=== RAW DATA ===

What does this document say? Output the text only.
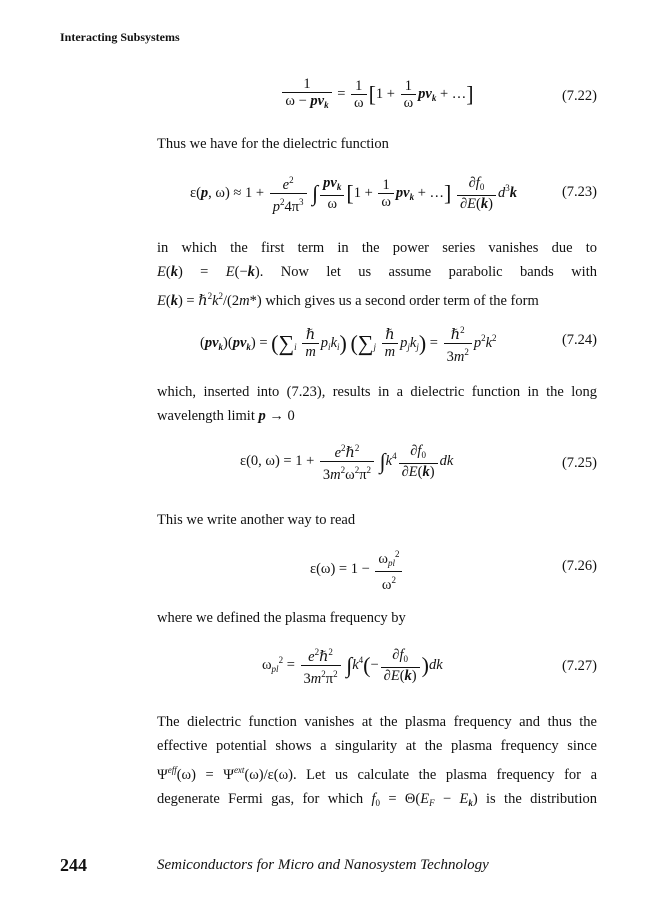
Interacting Subsystems
$\frac{1}{\omega - pv_k} = \frac{1}{\omega} [1 + \frac{1}{\omega} pv_k$ + …]	(7.22)
Thus we have for the dielectric function
ε(p, $\omega) \approx 1 + \frac{e^2}{p^24\pi^3}$ ∫ $\frac{pv_k}{\omega} [1 + \frac{1}{\omega} pv_k$ + …] $\frac{\partial f_0}{\partial E(k)} d^3k$	(7.23)
in which the first term in the power series vanishes due to
E(k) = E(−k). Now let us assume parabolic bands with
$E(k) = \hbar^2k^2/(2m*)$ which gives us a second order term of the form
$(pv_k)(pv_k) = (\sum_i \frac{\text{ℏ}}{m} p_ik_i)$ $(\sum_j \frac{\text{ℏ}}{m} p_jk_j) = \frac{\hbar^2}{3m^2} p^2k^2$	(7.24)
which, inserted into (7.23), results in a dielectric function in the long
wavelength limit p → 0
ε(0, $\omega) = 1 + \frac{e^2\hbar^2}{3m^2\omega^2\pi^2} \int k^4 \frac{\partial f_0}{\partial E(k)}$ dk	(7.25)
This we write another way to read
$\varepsilon(\omega) = 1 - \frac{\omega_{pl}^2}{\omega^2}$	(7.26)
where we defined the plasma frequency by
$\omega_{pl}^2 = \frac{e^2\hbar^2}{3m^2\pi^2} \int k^4(- \frac{\partial f_0}{\partial E(k)} )dk$	(7.27)
The dielectric function vanishes at the plasma frequency and thus the
effective potential shows a singularity at the plasma frequency since
$\Psi^{eff}(\omega) = \Psi^{ext}(\omega)/\varepsilon(\omega)$. Let us calculate the plasma frequency for a
degenerate Fermi gas, for which $f_0 = \Theta(E_F - E_k)$ is the distribution
244	Semiconductors for Micro and Nanosystem Technology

=== WHAT YOU ARE ASKED TO DO ===
Quote every entry exactly, with the pictures omitted.

=== OUTPUT FOR THIS TASK ===
What does this document say? Output the text only.
Interacting Subsystems
$\frac{1}{\omega - pv_k} = \frac{1}{\omega} [1 + \frac{1}{\omega} pv_k$ + …]	(7.22)
Thus we have for the dielectric function
ε(p, $\omega) \approx 1 + \frac{e^2}{p^24\pi^3}$ ∫ $\frac{pv_k}{\omega} [1 + \frac{1}{\omega} pv_k$ + …] $\frac{\partial f_0}{\partial E(k)} d^3k$	(7.23)
in which the first term in the power series vanishes due to
E(k) = E(−k). Now let us assume parabolic bands with
$E(k) = \hbar^2k^2/(2m*)$ which gives us a second order term of the form
$(pv_k)(pv_k) = (\sum_i \frac{\text{ℏ}}{m} p_ik_i)$ $(\sum_j \frac{\text{ℏ}}{m} p_jk_j) = \frac{\hbar^2}{3m^2} p^2k^2$	(7.24)
which, inserted into (7.23), results in a dielectric function in the long
wavelength limit p → 0
ε(0, $\omega) = 1 + \frac{e^2\hbar^2}{3m^2\omega^2\pi^2} \int k^4 \frac{\partial f_0}{\partial E(k)}$ dk	(7.25)
This we write another way to read
$\varepsilon(\omega) = 1 - \frac{\omega_{pl}^2}{\omega^2}$	(7.26)
where we defined the plasma frequency by
$\omega_{pl}^2 = \frac{e^2\hbar^2}{3m^2\pi^2} \int k^4(- \frac{\partial f_0}{\partial E(k)} )dk$	(7.27)
The dielectric function vanishes at the plasma frequency and thus the
effective potential shows a singularity at the plasma frequency since
$\Psi^{eff}(\omega) = \Psi^{ext}(\omega)/\varepsilon(\omega)$. Let us calculate the plasma frequency for a
degenerate Fermi gas, for which $f_0 = \Theta(E_F - E_k)$ is the distribution
244	Semiconductors for Micro and Nanosystem Technology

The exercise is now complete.